Lines of data:
•••

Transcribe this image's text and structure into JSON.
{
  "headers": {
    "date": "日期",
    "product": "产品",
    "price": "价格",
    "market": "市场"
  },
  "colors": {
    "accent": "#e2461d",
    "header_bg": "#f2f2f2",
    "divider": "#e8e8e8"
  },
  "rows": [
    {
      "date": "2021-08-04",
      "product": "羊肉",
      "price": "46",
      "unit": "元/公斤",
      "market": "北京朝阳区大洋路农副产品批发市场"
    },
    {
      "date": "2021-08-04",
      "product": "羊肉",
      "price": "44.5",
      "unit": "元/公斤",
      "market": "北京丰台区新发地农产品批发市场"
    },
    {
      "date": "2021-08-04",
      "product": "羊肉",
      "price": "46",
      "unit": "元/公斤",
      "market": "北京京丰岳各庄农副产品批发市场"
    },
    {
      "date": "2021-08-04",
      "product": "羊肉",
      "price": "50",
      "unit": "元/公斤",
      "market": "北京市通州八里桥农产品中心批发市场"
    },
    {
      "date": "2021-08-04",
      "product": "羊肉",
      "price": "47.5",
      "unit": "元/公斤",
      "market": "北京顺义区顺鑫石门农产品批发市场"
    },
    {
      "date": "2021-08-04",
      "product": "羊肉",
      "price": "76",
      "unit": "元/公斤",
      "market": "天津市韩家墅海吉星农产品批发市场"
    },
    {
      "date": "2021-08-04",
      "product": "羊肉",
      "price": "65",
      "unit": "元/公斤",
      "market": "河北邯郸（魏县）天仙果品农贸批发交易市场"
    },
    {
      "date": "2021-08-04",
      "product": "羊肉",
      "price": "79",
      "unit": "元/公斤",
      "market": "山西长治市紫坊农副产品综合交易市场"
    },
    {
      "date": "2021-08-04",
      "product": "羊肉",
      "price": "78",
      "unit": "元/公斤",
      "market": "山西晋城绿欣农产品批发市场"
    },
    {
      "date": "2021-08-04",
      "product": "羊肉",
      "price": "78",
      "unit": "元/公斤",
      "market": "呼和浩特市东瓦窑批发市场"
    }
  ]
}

•••

Stated task — Make an exact copy of every line in the data.

The completed task —
Transcribe this image's text and structure into JSON.
{
  "headers": {
    "date": "日期",
    "product": "产品",
    "price": "价格",
    "market": "市场"
  },
  "colors": {
    "accent": "#e2461d",
    "header_bg": "#f2f2f2",
    "divider": "#e8e8e8"
  },
  "rows": [
    {
      "date": "2021-08-04",
      "product": "羊肉",
      "price": "46",
      "unit": "元/公斤",
      "market": "北京朝阳区大洋路农副产品批发市场"
    },
    {
      "date": "2021-08-04",
      "product": "羊肉",
      "price": "44.5",
      "unit": "元/公斤",
      "market": "北京丰台区新发地农产品批发市场"
    },
    {
      "date": "2021-08-04",
      "product": "羊肉",
      "price": "46",
      "unit": "元/公斤",
      "market": "北京京丰岳各庄农副产品批发市场"
    },
    {
      "date": "2021-08-04",
      "product": "羊肉",
      "price": "50",
      "unit": "元/公斤",
      "market": "北京市通州八里桥农产品中心批发市场"
    },
    {
      "date": "2021-08-04",
      "product": "羊肉",
      "price": "47.5",
      "unit": "元/公斤",
      "market": "北京顺义区顺鑫石门农产品批发市场"
    },
    {
      "date": "2021-08-04",
      "product": "羊肉",
      "price": "76",
      "unit": "元/公斤",
      "market": "天津市韩家墅海吉星农产品批发市场"
    },
    {
      "date": "2021-08-04",
      "product": "羊肉",
      "price": "65",
      "unit": "元/公斤",
      "market": "河北邯郸（魏县）天仙果品农贸批发交易市场"
    },
    {
      "date": "2021-08-04",
      "product": "羊肉",
      "price": "79",
      "unit": "元/公斤",
      "market": "山西长治市紫坊农副产品综合交易市场"
    },
    {
      "date": "2021-08-04",
      "product": "羊肉",
      "price": "78",
      "unit": "元/公斤",
      "market": "山西晋城绿欣农产品批发市场"
    },
    {
      "date": "2021-08-04",
      "product": "羊肉",
      "price": "78",
      "unit": "元/公斤",
      "market": "呼和浩特市东瓦窑批发市场"
    }
  ]
}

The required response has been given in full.